>> START
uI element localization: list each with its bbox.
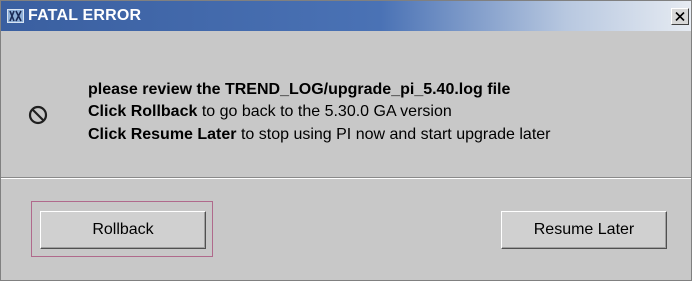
close-icon (675, 12, 685, 21)
message-rollback-emphasis: Click Rollback (88, 103, 198, 120)
rollback-button[interactable]: Rollback (40, 211, 206, 249)
message-resume-emphasis: Click Resume Later (88, 126, 237, 143)
message-area: please review the TREND_LOG/upgrade_pi_5… (1, 31, 691, 176)
message-rollback-detail: to go back to the 5.30.0 GA version (197, 103, 452, 120)
window-title: FATAL ERROR (28, 7, 142, 24)
app-icon (7, 9, 24, 23)
message-line-log-file: please review the TREND_LOG/upgrade_pi_5… (88, 81, 511, 98)
close-button[interactable] (671, 8, 689, 25)
fatal-error-dialog: FATAL ERROR please review the TREND_LOG/… (0, 0, 692, 281)
button-separator (1, 177, 691, 179)
message-line-rollback: Click Rollback to go back to the 5.30.0 … (88, 103, 452, 121)
message-resume-detail: to stop using PI now and start upgrade l… (236, 126, 551, 143)
no-entry-icon (28, 105, 48, 125)
title-bar[interactable]: FATAL ERROR (1, 1, 691, 31)
resume-later-button[interactable]: Resume Later (501, 211, 667, 249)
message-line-resume-later: Click Resume Later to stop using PI now … (88, 126, 550, 144)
>> END
INSTRUCTION
Copy every line of the data above with nothing changed, and leave out the pictures.

EXERCISE RESULT
uI element localization: list each with its bbox.
close-icon (675, 12, 685, 21)
message-rollback-emphasis: Click Rollback (88, 103, 198, 120)
rollback-button[interactable]: Rollback (40, 211, 206, 249)
message-resume-emphasis: Click Resume Later (88, 126, 237, 143)
message-area: please review the TREND_LOG/upgrade_pi_5… (1, 31, 691, 176)
message-rollback-detail: to go back to the 5.30.0 GA version (197, 103, 452, 120)
window-title: FATAL ERROR (28, 7, 142, 24)
app-icon (7, 9, 24, 23)
message-line-log-file: please review the TREND_LOG/upgrade_pi_5… (88, 81, 511, 98)
close-button[interactable] (671, 8, 689, 25)
fatal-error-dialog: FATAL ERROR please review the TREND_LOG/… (0, 0, 692, 281)
button-separator (1, 177, 691, 179)
message-line-rollback: Click Rollback to go back to the 5.30.0 … (88, 103, 452, 121)
message-resume-detail: to stop using PI now and start upgrade l… (236, 126, 551, 143)
no-entry-icon (28, 105, 48, 125)
title-bar[interactable]: FATAL ERROR (1, 1, 691, 31)
resume-later-button[interactable]: Resume Later (501, 211, 667, 249)
message-line-resume-later: Click Resume Later to stop using PI now … (88, 126, 550, 144)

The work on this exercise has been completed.